### Material provided
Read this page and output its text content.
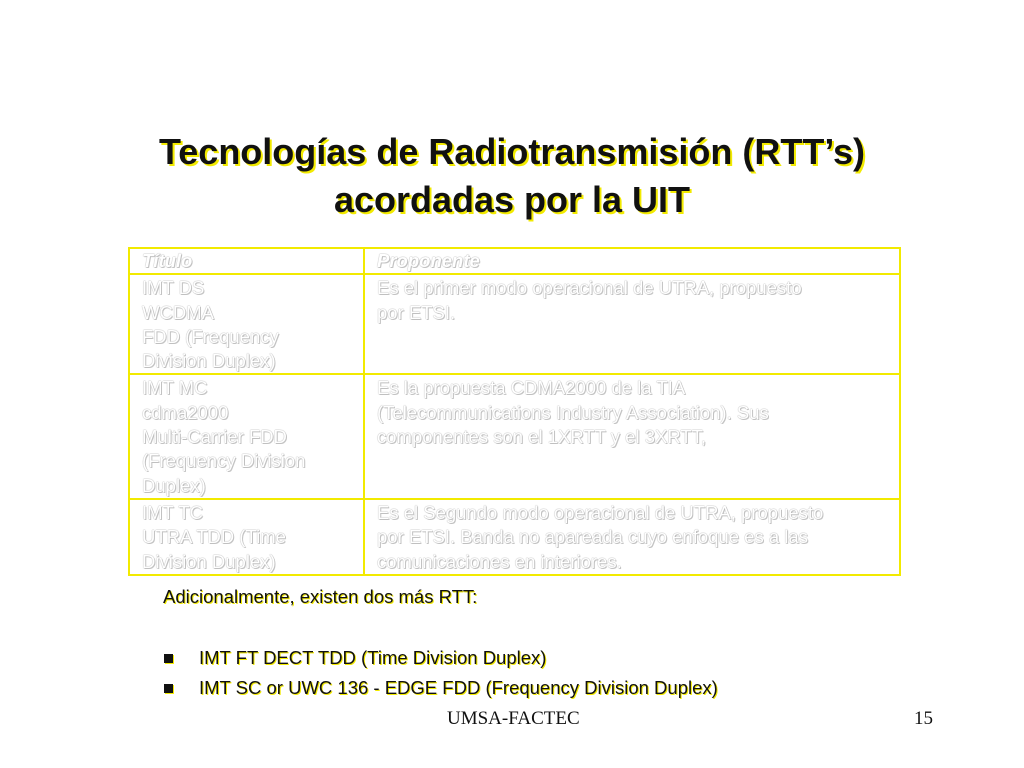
Tecnologías de Radiotransmisión (RTT’s)
acordadas por la UIT
Título	Proponente

IMT DS
WCDMA
FDD (Frequency
Division Duplex)	Es el primer modo operacional de UTRA, propuesto
por ETSI.

IMT MC
cdma2000
Multi-Carrier FDD
(Frequency Division
Duplex)	Es la propuesta CDMA2000 de la TIA
(Telecommunications Industry Association). Sus
componentes son el 1XRTT y el 3XRTT,

IMT TC
UTRA TDD (Time
Division Duplex)	Es el Segundo modo operacional de UTRA, propuesto
por ETSI. Banda no apareada cuyo enfoque es a las
comunicaciones en interiores.
Adicionalmente, existen dos más RTT:
IMT FT DECT TDD (Time Division Duplex)
IMT SC or UWC 136 - EDGE FDD (Frequency Division Duplex)
UMSA-FACTEC	15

### Do this
Your task is to repeat the material above exactly, without its pictures.

### The response
Read this page and output its text content.
Tecnologías de Radiotransmisión (RTT’s)
acordadas por la UIT
Título	Proponente

IMT DS
WCDMA
FDD (Frequency
Division Duplex)	Es el primer modo operacional de UTRA, propuesto
por ETSI.

IMT MC
cdma2000
Multi-Carrier FDD
(Frequency Division
Duplex)	Es la propuesta CDMA2000 de la TIA
(Telecommunications Industry Association). Sus
componentes son el 1XRTT y el 3XRTT,

IMT TC
UTRA TDD (Time
Division Duplex)	Es el Segundo modo operacional de UTRA, propuesto
por ETSI. Banda no apareada cuyo enfoque es a las
comunicaciones en interiores.
Adicionalmente, existen dos más RTT:
IMT FT DECT TDD (Time Division Duplex)
IMT SC or UWC 136 - EDGE FDD (Frequency Division Duplex)
UMSA-FACTEC	15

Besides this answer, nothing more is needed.